• [Collected data entries]:
********************

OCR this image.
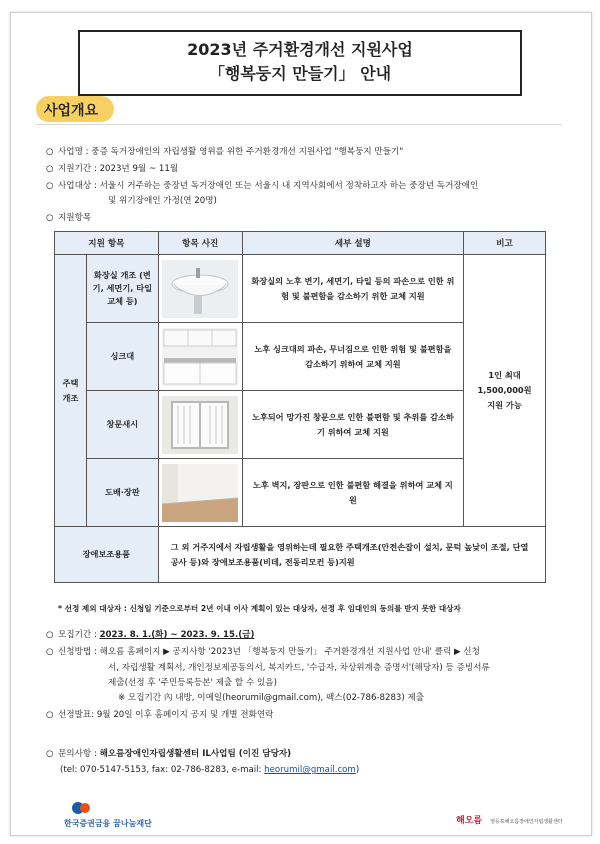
2023년 주거환경개선 지원사업
「행복둥지 만들기」 안내
사업개요
○ 사업명 : 중증 독거장애인의 자립생활 영위를 위한 주거환경개선 지원사업 "행복둥지 만들기"
○ 지원기간 : 2023년 9월 ~ 11월
○ 사업대상 : 서울시 거주하는 중장년 독거장애인 또는 서울시 내 지역사회에서 정착하고자 하는 중장년 독거장애인
및 위기장애인 가정(연 20명)
○ 지원항목
지원 항목		항목 사진	세부 설명	비고

주택개조	화장실 개조 (변기, 세면기, 타일 교체 등)		화장실의 노후 변기, 세면기, 타일 등의 파손으로 인한 위험 및 불편함을 감소하기 위한 교체 지원	1인 최대 1,500,000원 지원 가능

	싱크대		노후 싱크대의 파손, 무너짐으로 인한 위험 및 불편함을 감소하기 위하여 교체 지원	

	창문새시		노후되어 망가진 창문으로 인한 불편함 및 추위를 감소하기 위하여 교체 지원	

	도배·장판		노후 벽지, 장판으로 인한 불편함 해결을 위하여 교체 지원	

장애보조용품		그 외 거주지에서 자립생활을 영위하는데 필요한 주택개조(안전손잡이 설치, 문턱 높낮이 조절, 단열공사 등)와 장애보조용품(비데, 전동리모컨 등)지원		
* 선정 제외 대상자 : 신청일 기준으로부터 2년 이내 이사 계획이 있는 대상자, 선정 후 임대인의 동의를 받지 못한 대상자
○ 모집기간 : 2023. 8. 1.(화) ~ 2023. 9. 15.(금)
○ 신청방법 : 해오름 홈페이지 ▶ 공지사항 '2023년 「행복둥지 만들기」 주거환경개선 지원사업 안내' 클릭 ▶ 신청
서, 자립생활 계획서, 개인정보제공동의서, 복지카드, '수급자, 차상위계층 증명서'(해당자) 등 증빙서류
제출(선정 후 '주민등록등본' 제출 할 수 있음)
※ 모집기간 內 내방, 이메일(heorumil@gmail.com), 팩스(02-786-8283) 제출
○ 선정발표: 9월 20일 이후 홈페이지 공지 및 개별 전화연락
○ 문의사항 : 해오름장애인자립생활센터 IL사업팀 (이진 담당자)
(tel: 070-5147-5153, fax: 02-786-8283, e-mail: heorumil@gmail.com)
한국증권금융 꿈나눔재단	해오름 영등포해오름장애인자립생활센터
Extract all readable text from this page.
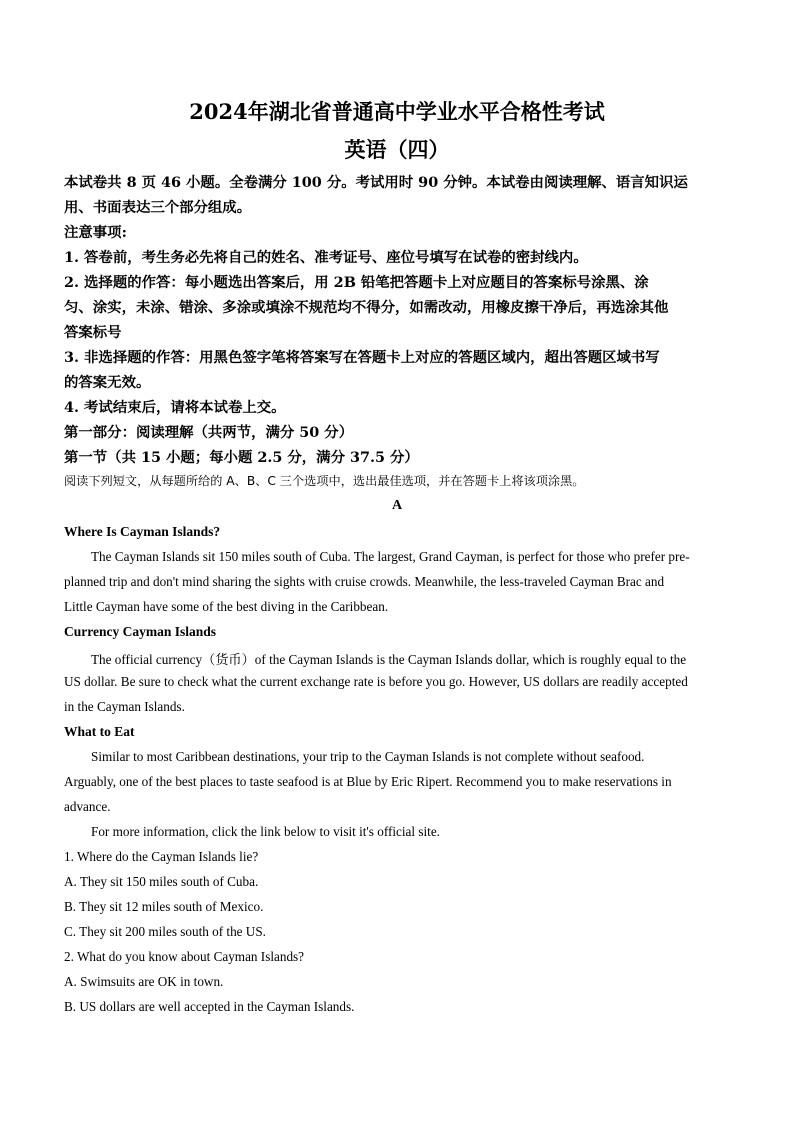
2024年湖北省普通高中学业水平合格性考试
英语（四）
本试卷共 8 页 46 小题。全卷满分 100 分。考试用时 90 分钟。本试卷由阅读理解、语言知识运
用、书面表达三个部分组成。
注意事项:
1. 答卷前，考生务必先将自己的姓名、准考证号、座位号填写在试卷的密封线内。
2. 选择题的作答：每小题选出答案后，用 2B 铅笔把答题卡上对应题目的答案标号涂黑、涂
匀、涂实，未涂、错涂、多涂或填涂不规范均不得分，如需改动，用橡皮擦干净后，再选涂其他
答案标号
3. 非选择题的作答：用黑色签字笔将答案写在答题卡上对应的答题区域内，超出答题区域书写
的答案无效。
4. 考试结束后，请将本试卷上交。
第一部分：阅读理解（共两节，满分 50 分）
第一节（共 15 小题；每小题 2.5 分，满分 37.5 分）
阅读下列短文，从每题所给的 A、B、C 三个选项中，选出最佳选项，并在答题卡上将该项涂黑。
A
Where Is Cayman Islands?
The Cayman Islands sit 150 miles south of Cuba. The largest, Grand Cayman, is perfect for those who prefer pre-
planned trip and don't mind sharing the sights with cruise crowds. Meanwhile, the less-traveled Cayman Brac and
Little Cayman have some of the best diving in the Caribbean.
Currency Cayman Islands
The official currency（货币）of the Cayman Islands is the Cayman Islands dollar, which is roughly equal to the
US dollar. Be sure to check what the current exchange rate is before you go. However, US dollars are readily accepted
in the Cayman Islands.
What to Eat
Similar to most Caribbean destinations, your trip to the Cayman Islands is not complete without seafood.
Arguably, one of the best places to taste seafood is at Blue by Eric Ripert. Recommend you to make reservations in
advance.
For more information, click the link below to visit it's official site.
1. Where do the Cayman Islands lie?
A. They sit 150 miles south of Cuba.
B. They sit 12 miles south of Mexico.
C. They sit 200 miles south of the US.
2. What do you know about Cayman Islands?
A. Swimsuits are OK in town.
B. US dollars are well accepted in the Cayman Islands.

********************

• [Exercise description]:
Make an exact copy of the lines above, starting at the line that contains "Extract all readable text from this page." and running through the final line of the entries. Omit the pictures.

• [Expected answer]:
Extract all readable text from this page.
2024年湖北省普通高中学业水平合格性考试
英语（四）
本试卷共 8 页 46 小题。全卷满分 100 分。考试用时 90 分钟。本试卷由阅读理解、语言知识运
用、书面表达三个部分组成。
注意事项:
1. 答卷前，考生务必先将自己的姓名、准考证号、座位号填写在试卷的密封线内。
2. 选择题的作答：每小题选出答案后，用 2B 铅笔把答题卡上对应题目的答案标号涂黑、涂
匀、涂实，未涂、错涂、多涂或填涂不规范均不得分，如需改动，用橡皮擦干净后，再选涂其他
答案标号
3. 非选择题的作答：用黑色签字笔将答案写在答题卡上对应的答题区域内，超出答题区域书写
的答案无效。
4. 考试结束后，请将本试卷上交。
第一部分：阅读理解（共两节，满分 50 分）
第一节（共 15 小题；每小题 2.5 分，满分 37.5 分）
阅读下列短文，从每题所给的 A、B、C 三个选项中，选出最佳选项，并在答题卡上将该项涂黑。
A
Where Is Cayman Islands?
The Cayman Islands sit 150 miles south of Cuba. The largest, Grand Cayman, is perfect for those who prefer pre-
planned trip and don't mind sharing the sights with cruise crowds. Meanwhile, the less-traveled Cayman Brac and
Little Cayman have some of the best diving in the Caribbean.
Currency Cayman Islands
The official currency（货币）of the Cayman Islands is the Cayman Islands dollar, which is roughly equal to the
US dollar. Be sure to check what the current exchange rate is before you go. However, US dollars are readily accepted
in the Cayman Islands.
What to Eat
Similar to most Caribbean destinations, your trip to the Cayman Islands is not complete without seafood.
Arguably, one of the best places to taste seafood is at Blue by Eric Ripert. Recommend you to make reservations in
advance.
For more information, click the link below to visit it's official site.
1. Where do the Cayman Islands lie?
A. They sit 150 miles south of Cuba.
B. They sit 12 miles south of Mexico.
C. They sit 200 miles south of the US.
2. What do you know about Cayman Islands?
A. Swimsuits are OK in town.
B. US dollars are well accepted in the Cayman Islands.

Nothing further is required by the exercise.